Work required: The answer must be an exact copy of every entry, with no pictures in it.

Material to process:

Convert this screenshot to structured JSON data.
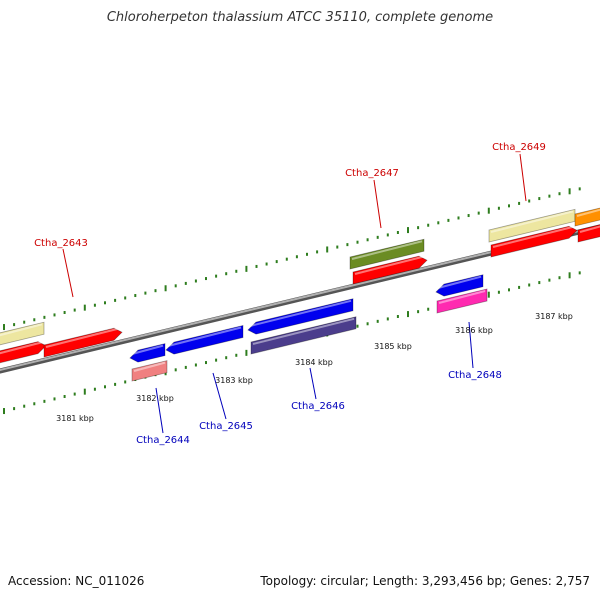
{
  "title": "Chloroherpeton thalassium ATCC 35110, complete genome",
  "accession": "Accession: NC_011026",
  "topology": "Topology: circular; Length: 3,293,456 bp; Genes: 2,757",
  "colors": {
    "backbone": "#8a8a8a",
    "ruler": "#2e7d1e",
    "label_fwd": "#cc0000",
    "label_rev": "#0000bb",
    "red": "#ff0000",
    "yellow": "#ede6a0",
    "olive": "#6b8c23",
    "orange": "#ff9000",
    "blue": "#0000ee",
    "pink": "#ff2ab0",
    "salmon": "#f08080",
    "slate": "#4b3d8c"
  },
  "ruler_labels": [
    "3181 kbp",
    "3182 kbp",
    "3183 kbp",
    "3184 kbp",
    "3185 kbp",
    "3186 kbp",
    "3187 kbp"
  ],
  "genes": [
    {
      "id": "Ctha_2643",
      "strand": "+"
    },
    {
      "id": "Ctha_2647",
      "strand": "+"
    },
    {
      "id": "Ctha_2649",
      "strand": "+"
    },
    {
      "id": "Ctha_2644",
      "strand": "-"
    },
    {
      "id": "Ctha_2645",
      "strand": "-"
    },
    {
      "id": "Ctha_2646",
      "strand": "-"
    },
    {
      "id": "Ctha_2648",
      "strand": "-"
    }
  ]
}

Response area:
Convert this screenshot to structured JSON data.
{
  "title": "Chloroherpeton thalassium ATCC 35110, complete genome",
  "accession": "Accession: NC_011026",
  "topology": "Topology: circular; Length: 3,293,456 bp; Genes: 2,757",
  "colors": {
    "backbone": "#8a8a8a",
    "ruler": "#2e7d1e",
    "label_fwd": "#cc0000",
    "label_rev": "#0000bb",
    "red": "#ff0000",
    "yellow": "#ede6a0",
    "olive": "#6b8c23",
    "orange": "#ff9000",
    "blue": "#0000ee",
    "pink": "#ff2ab0",
    "salmon": "#f08080",
    "slate": "#4b3d8c"
  },
  "ruler_labels": [
    "3181 kbp",
    "3182 kbp",
    "3183 kbp",
    "3184 kbp",
    "3185 kbp",
    "3186 kbp",
    "3187 kbp"
  ],
  "genes": [
    {
      "id": "Ctha_2643",
      "strand": "+"
    },
    {
      "id": "Ctha_2647",
      "strand": "+"
    },
    {
      "id": "Ctha_2649",
      "strand": "+"
    },
    {
      "id": "Ctha_2644",
      "strand": "-"
    },
    {
      "id": "Ctha_2645",
      "strand": "-"
    },
    {
      "id": "Ctha_2646",
      "strand": "-"
    },
    {
      "id": "Ctha_2648",
      "strand": "-"
    }
  ]
}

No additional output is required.